Brief — Repeat the rows below with every "x-tick-label" switched to "x-axis-tick" and nothing else changed. Leave the pictures out.

___ Supplied records

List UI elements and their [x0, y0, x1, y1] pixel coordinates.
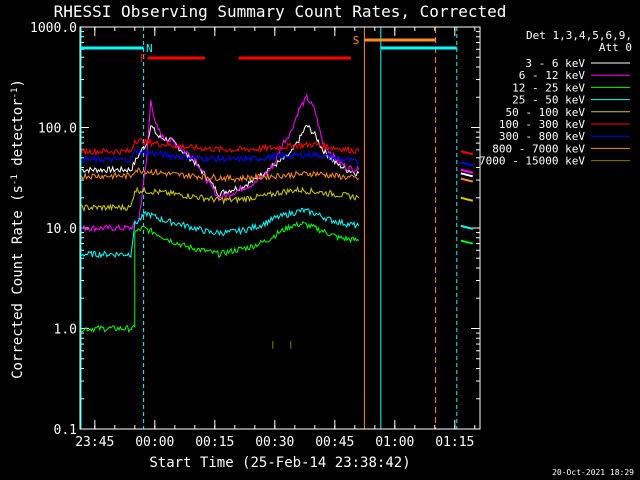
series-line-100-300-kev: [81, 137, 360, 157]
series-line-12-25-kev: [81, 220, 360, 334]
series-line-800-7000-kev: [81, 167, 360, 183]
plot-frame: [79, 26, 481, 430]
y-tick-label: 1000.0: [30, 21, 77, 36]
legend-label-7000-15000-kev: 7000 - 15000 keV: [479, 155, 585, 168]
series-tail-100-300-kev: [460, 150, 474, 156]
date-stamp: 20-Oct-2021 18:29: [552, 468, 634, 477]
series-line-300-800-kev: [81, 148, 360, 166]
chart-title: RHESSI Observing Summary Count Rates, Co…: [54, 2, 507, 21]
bar-label-f: F: [140, 52, 147, 65]
series-tail-12-25-kev: [460, 239, 474, 245]
legend-label-300-800-kev: 300 - 800 keV: [499, 130, 585, 143]
series-tail-800-7000-kev: [460, 177, 474, 183]
x-axis-label: Start Time (25-Feb-14 23:38:42): [149, 455, 410, 471]
legend-label-25-50-kev: 25 - 50 keV: [512, 94, 585, 107]
legend-label-800-7000-kev: 800 - 7000 keV: [492, 142, 585, 155]
legend-header-line-2: Att 0: [599, 41, 632, 54]
legend-label-12-25-kev: 12 - 25 keV: [512, 81, 585, 94]
legend-label-50-100-kev: 50 - 100 keV: [506, 106, 586, 119]
legend-label-100-300-kev: 100 - 300 keV: [499, 118, 585, 131]
bar-label-s: S: [353, 34, 360, 47]
bar-label-n: N: [146, 42, 153, 55]
series-tail-3-6-kev: [460, 172, 474, 178]
series-line-50-100-kev: [81, 185, 360, 213]
x-tick-label: 01:15: [435, 435, 474, 450]
x-tick-label: 01:00: [375, 435, 414, 450]
x-tick-label: 00:00: [135, 435, 174, 450]
x-tick-label: 00:30: [255, 435, 294, 450]
legend-label-6-12-kev: 6 - 12 keV: [519, 69, 586, 82]
series-tail-50-100-kev: [460, 196, 474, 202]
x-tick-label: 00:45: [315, 435, 354, 450]
series-line-25-50-kev: [81, 207, 360, 259]
legend-header-line-1: Det 1,3,4,5,6,9,: [526, 29, 632, 42]
legend-label-3-6-kev: 3 - 6 keV: [525, 57, 585, 70]
y-tick-label: 10.0: [46, 222, 77, 237]
plot-area: 1000.0 100.0 10.0 1.0 0.123:45 00:00 00:15 00:3…: [30, 21, 481, 450]
x-tick-label: 00:15: [195, 435, 234, 450]
y-tick-label: 100.0: [38, 122, 77, 137]
y-tick-label: 1.0: [54, 323, 77, 338]
series-tail-6-12-kev: [460, 168, 474, 174]
series-tail-25-50-kev: [460, 224, 474, 230]
y-tick-label: 0.1: [54, 423, 77, 438]
series-tail-300-800-kev: [460, 161, 474, 167]
series-line-6-12-kev: [81, 92, 360, 233]
y-axis-label: Corrected Count Rate (s-1 detector-1): [10, 79, 26, 379]
series-line-7000-15000-kev: [272, 341, 292, 349]
series-line-3-6-kev: [81, 124, 360, 197]
x-tick-label: 23:45: [75, 435, 114, 450]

______

Full answer —
List UI elements and their [x0, y0, x1, y1] pixel coordinates.
series-line-100-300-kev: [81, 137, 360, 157]
series-line-12-25-kev: [81, 220, 360, 334]
series-line-800-7000-kev: [81, 167, 360, 183]
plot-frame: [79, 26, 481, 430]
y-tick-label: 1000.0: [30, 21, 77, 36]
legend-label-7000-15000-kev: 7000 - 15000 keV: [479, 155, 585, 168]
series-tail-100-300-kev: [460, 150, 474, 156]
date-stamp: 20-Oct-2021 18:29: [552, 468, 634, 477]
series-line-300-800-kev: [81, 148, 360, 166]
chart-title: RHESSI Observing Summary Count Rates, Co…: [54, 2, 507, 21]
bar-label-f: F: [140, 52, 147, 65]
series-tail-12-25-kev: [460, 239, 474, 245]
legend-label-300-800-kev: 300 - 800 keV: [499, 130, 585, 143]
series-tail-800-7000-kev: [460, 177, 474, 183]
x-axis-label: Start Time (25-Feb-14 23:38:42): [149, 455, 410, 471]
legend-label-25-50-kev: 25 - 50 keV: [512, 94, 585, 107]
legend-label-800-7000-kev: 800 - 7000 keV: [492, 142, 585, 155]
legend-header-line-2: Att 0: [599, 41, 632, 54]
legend-label-12-25-kev: 12 - 25 keV: [512, 81, 585, 94]
legend-label-50-100-kev: 50 - 100 keV: [506, 106, 586, 119]
legend-label-100-300-kev: 100 - 300 keV: [499, 118, 585, 131]
bar-label-s: S: [353, 34, 360, 47]
bar-label-n: N: [146, 42, 153, 55]
series-tail-3-6-kev: [460, 172, 474, 178]
series-line-50-100-kev: [81, 185, 360, 213]
x-axis-tick: 01:15: [435, 435, 474, 450]
x-axis-tick: 01:00: [375, 435, 414, 450]
x-axis-tick: 00:00: [135, 435, 174, 450]
x-axis-tick: 00:30: [255, 435, 294, 450]
legend-label-6-12-kev: 6 - 12 keV: [519, 69, 586, 82]
series-tail-50-100-kev: [460, 196, 474, 202]
x-axis-tick: 00:45: [315, 435, 354, 450]
series-line-25-50-kev: [81, 207, 360, 259]
legend-header-line-1: Det 1,3,4,5,6,9,: [526, 29, 632, 42]
legend-label-3-6-kev: 3 - 6 keV: [525, 57, 585, 70]
y-tick-label: 10.0: [46, 222, 77, 237]
plot-area: 1000.0 100.0 10.0 1.0 0.123:45 00:00 00:15 00:3…: [30, 21, 481, 450]
x-axis-tick: 00:15: [195, 435, 234, 450]
y-tick-label: 100.0: [38, 122, 77, 137]
y-tick-label: 1.0: [54, 323, 77, 338]
series-tail-6-12-kev: [460, 168, 474, 174]
series-tail-25-50-kev: [460, 224, 474, 230]
y-tick-label: 0.1: [54, 423, 77, 438]
series-tail-300-800-kev: [460, 161, 474, 167]
series-line-6-12-kev: [81, 92, 360, 233]
y-axis-label: Corrected Count Rate (s-1 detector-1): [10, 79, 26, 379]
series-line-7000-15000-kev: [272, 341, 292, 349]
series-line-3-6-kev: [81, 124, 360, 197]
x-axis-tick: 23:45: [75, 435, 114, 450]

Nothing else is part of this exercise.